WRITTEN PROBLEM 1 ::
Duplicate everything in the API test kit thread from "One way to help" down to "a 50/50 mix.".

SELECTED PASSAGE ::
# API test kit question



## underwatergirl (Nov 26, 2012)

Sounds silly, but since it's not mentioned in the directions about holding it in front of the chart, exactly how far away should you hold the vile? Even in a well lit area, if it's held directly up against the card, my nitrates look like 40ppm or more. BUT if it's moved away even 1/2", the reading looks like 10ppm. Maybe I've been reading it incorrectly. I don't think my fish would spawn all the time if nitrates were consistently 40ppm or higher. Thanks!


----------



## Deeda (Oct 12, 2012)

My instructions state to "hold the tube against the white area next to the color chart" and to view in a well lit area.

Try looking down through the tube (without the cap on) against the white background as it may be more helpful to choose the color match.


----------



## Wilson33 (Feb 19, 2008)

Reading the nitrate test is difficult for me, too. Deeda's advice is very sound.

What I did was change about 25% of the water for a few days until the nitrate test obviously read less than 20 ppm. I now just change 25% of the water every 3 days or so, and everything is fine. You are probably fine as is, I am pretty sure that I was.


----------



## triscuit (May 6, 2005)

Looking down through the tube will give a different reading; the card is color coded specifically for the tube to be read against the card, and through the side. Colorimetric tests are subjective by nature, but until you reach a color closer to 10 ppm, it's a bit pedantic to worry if you are at 30 or 40 ppm.


----------



## underwatergirl (Nov 26, 2012)

Well if that's the case, nothing that I'm doing is helping much. 2 days of 50% change, then a 75% change. It was slightly(?) better after that change.


triscuit said:


> Looking down through the tube will give a different reading; the card is color coded specifically for the tube to be read against the card, and through the side. Colorimetric tests are subjective by nature, but until you reach a color closer to 10 ppm, it's a bit pedantic to worry if you are at 30 or 40 ppm.


What do you mean "through the side"?


----------



## triscuit (May 6, 2005)

Stand the tube up on your table, then hold the card up behind the tube so that when you look at the color, you've got a white background behind the tube right next to the color chart. And yes, fish will breed in poor water quality, and its not unusual for long term tank setups to have high nitrates.

Now the interesting part is why you don't see incremental drops in your nitrate concentration. First, the test results are not linear, and the test accuracy is best a low concentrations. The next problem is that every time you do a water change, more nitrates become dissolved from any solids still in your tank. It can take a few weeks of large water changes to get consistent low nitrate readings.

One way to help determine the accuracy of your test results is to do a series of dilutions. Start with all tap water, then try 25% tank water, then a 50/50 mix.

EXTRACTED ENTRIES ::
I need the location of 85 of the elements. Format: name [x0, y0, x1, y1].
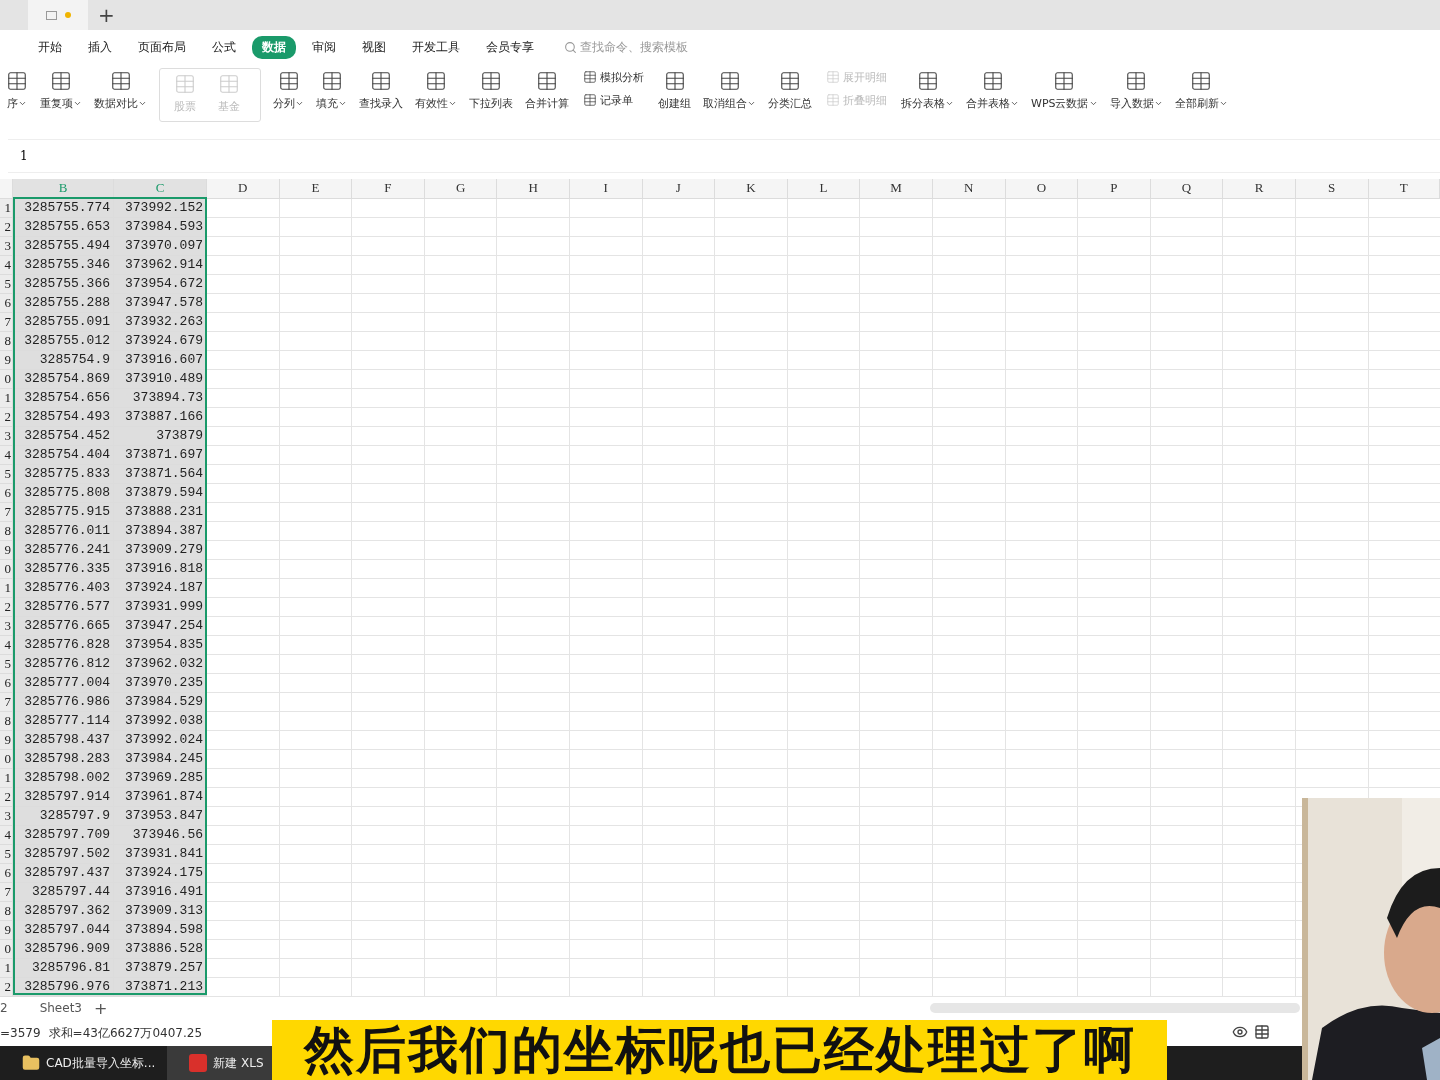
column-header[interactable]: P: [1078, 178, 1151, 199]
column-header[interactable]: H: [497, 178, 570, 199]
ribbon-button[interactable]: 分类汇总: [762, 65, 818, 111]
menu-tab[interactable]: 插入: [78, 36, 122, 60]
folder-icon: [22, 1054, 40, 1072]
table-icon: [583, 93, 597, 108]
column-header[interactable]: K: [715, 178, 788, 199]
document-tab[interactable]: [28, 0, 88, 30]
menu-tab[interactable]: 公式: [202, 36, 246, 60]
subtitle: 然后我们的坐标呢也已经处理过了啊: [272, 1020, 1167, 1080]
table-icon: [583, 70, 597, 85]
table-icon: [718, 69, 741, 92]
column-header[interactable]: F: [352, 178, 425, 199]
formula-bar[interactable]: 1: [8, 138, 1440, 173]
menu-tab[interactable]: 数据: [252, 36, 296, 60]
table-icon: [480, 69, 502, 92]
status-sum: 求和=43亿6627万0407.25: [48, 1024, 203, 1042]
sheet-tab[interactable]: Sheet3: [27, 1001, 94, 1016]
search-icon: [564, 41, 577, 55]
menu-tab[interactable]: 开发工具: [402, 36, 470, 60]
new-tab-button[interactable]: +: [98, 3, 115, 27]
table-icon: [218, 72, 240, 95]
table-icon: [1053, 69, 1076, 92]
ribbon-button[interactable]: 下拉列表: [463, 65, 519, 111]
column-header[interactable]: Q: [1150, 178, 1224, 199]
ribbon-button[interactable]: 拆分表格: [895, 65, 960, 111]
ribbon-button[interactable]: WPS云数据: [1025, 65, 1104, 111]
table-icon: [916, 69, 939, 92]
column-header[interactable]: J: [642, 178, 716, 199]
table-icon: [425, 69, 447, 92]
column-header[interactable]: R: [1223, 178, 1296, 199]
table-icon: [174, 72, 196, 95]
ribbon-button[interactable]: 全部刷新: [1168, 65, 1234, 111]
ribbon-button[interactable]: 分列: [267, 65, 310, 111]
table-icon: [50, 69, 72, 92]
column-header[interactable]: O: [1005, 178, 1079, 199]
column-header[interactable]: G: [424, 178, 498, 199]
ribbon-button[interactable]: 创建组: [652, 65, 697, 111]
ribbon-button[interactable]: 查找录入: [353, 65, 409, 111]
table-icon: [1190, 69, 1212, 92]
grid-icon[interactable]: [1254, 1024, 1270, 1040]
table-icon: [320, 69, 343, 92]
table-icon: [826, 93, 840, 108]
scrollbar[interactable]: [930, 1003, 1300, 1014]
table-icon: [109, 69, 132, 92]
menu-tab[interactable]: 开始: [28, 36, 72, 60]
select-all-corner[interactable]: [0, 178, 13, 199]
column-header[interactable]: E: [279, 178, 353, 199]
column-header[interactable]: D: [207, 178, 280, 199]
table-icon: [370, 69, 392, 92]
table-icon: [6, 69, 28, 92]
ribbon-button[interactable]: 合并计算: [519, 65, 575, 111]
table-icon: [1125, 69, 1147, 92]
column-header[interactable]: T: [1368, 178, 1440, 199]
column-header[interactable]: N: [932, 178, 1006, 199]
table-icon: [981, 69, 1004, 92]
sheet-tab[interactable]: 2: [0, 1001, 8, 1016]
ribbon-button[interactable]: 导入数据: [1103, 65, 1169, 111]
column-header[interactable]: I: [569, 178, 643, 199]
menu-tab[interactable]: 页面布局: [128, 36, 196, 60]
app-icon: [189, 1054, 208, 1072]
ribbon-button[interactable]: 记录单: [583, 92, 644, 108]
table-icon: [663, 69, 686, 92]
table-icon: [277, 69, 300, 92]
ribbon-button[interactable]: 填充: [310, 65, 353, 111]
ribbon-button[interactable]: 合并表格: [960, 65, 1025, 111]
add-sheet-button[interactable]: +: [93, 998, 108, 1018]
ribbon-button[interactable]: 有效性: [409, 65, 463, 111]
menu-tab[interactable]: 视图: [352, 36, 396, 60]
table-icon: [826, 70, 840, 85]
ribbon-button[interactable]: 数据对比: [88, 65, 153, 111]
taskbar-item[interactable]: CAD批量导入坐标...: [0, 1046, 168, 1080]
menu-tab[interactable]: 审阅: [302, 36, 346, 60]
ribbon-button[interactable]: 重复项: [34, 65, 88, 111]
column-header[interactable]: S: [1295, 178, 1369, 199]
ribbon-button[interactable]: 模拟分析: [583, 69, 644, 85]
table-icon: [779, 69, 801, 92]
table-icon: [536, 69, 558, 92]
ribbon-button[interactable]: 序: [0, 65, 34, 111]
menu-tab[interactable]: 会员专享: [476, 36, 544, 60]
ribbon-button[interactable]: 取消组合: [697, 65, 762, 111]
eye-icon[interactable]: [1232, 1024, 1248, 1040]
column-header[interactable]: L: [787, 178, 861, 199]
status-count: =3579: [0, 1026, 41, 1041]
column-header[interactable]: M: [860, 178, 933, 199]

WRITTEN PROBLEM 2 ::
In the records, set down everything from the line containing "column-header[interactable]: P: [1078, 178, 1151, 199]" down to the line containing "table-icon: [174, 72, 196, 95]", both of those lines included.

WORKED ANSWER 1 ::
One way to help determine the accuracy of your test results is to do a series of dilutions. Start with all tap water, then try 25% tank water, then a 50/50 mix.

WORKED ANSWER 2 ::
column-header[interactable]: P: [1078, 178, 1151, 199]
column-header[interactable]: H: [497, 178, 570, 199]
ribbon-button[interactable]: 分类汇总: [762, 65, 818, 111]
menu-tab[interactable]: 插入: [78, 36, 122, 60]
folder-icon: [22, 1054, 40, 1072]
table-icon: [583, 93, 597, 108]
column-header[interactable]: K: [715, 178, 788, 199]
document-tab[interactable]: [28, 0, 88, 30]
menu-tab[interactable]: 公式: [202, 36, 246, 60]
subtitle: 然后我们的坐标呢也已经处理过了啊: [272, 1020, 1167, 1080]
table-icon: [583, 70, 597, 85]
table-icon: [718, 69, 741, 92]
column-header[interactable]: F: [352, 178, 425, 199]
formula-bar[interactable]: 1: [8, 138, 1440, 173]
menu-tab[interactable]: 数据: [252, 36, 296, 60]
table-icon: [480, 69, 502, 92]
status-sum: 求和=43亿6627万0407.25: [48, 1024, 203, 1042]
sheet-tab[interactable]: Sheet3: [27, 1001, 94, 1016]
search-icon: [564, 41, 577, 55]
menu-tab[interactable]: 开发工具: [402, 36, 470, 60]
new-tab-button[interactable]: +: [98, 3, 115, 27]
table-icon: [218, 72, 240, 95]
table-icon: [1053, 69, 1076, 92]
ribbon-button[interactable]: 下拉列表: [463, 65, 519, 111]
column-header[interactable]: Q: [1150, 178, 1224, 199]
ribbon-button[interactable]: 拆分表格: [895, 65, 960, 111]
ribbon-button[interactable]: WPS云数据: [1025, 65, 1104, 111]
table-icon: [916, 69, 939, 92]
column-header[interactable]: J: [642, 178, 716, 199]
table-icon: [425, 69, 447, 92]
column-header[interactable]: R: [1223, 178, 1296, 199]
table-icon: [174, 72, 196, 95]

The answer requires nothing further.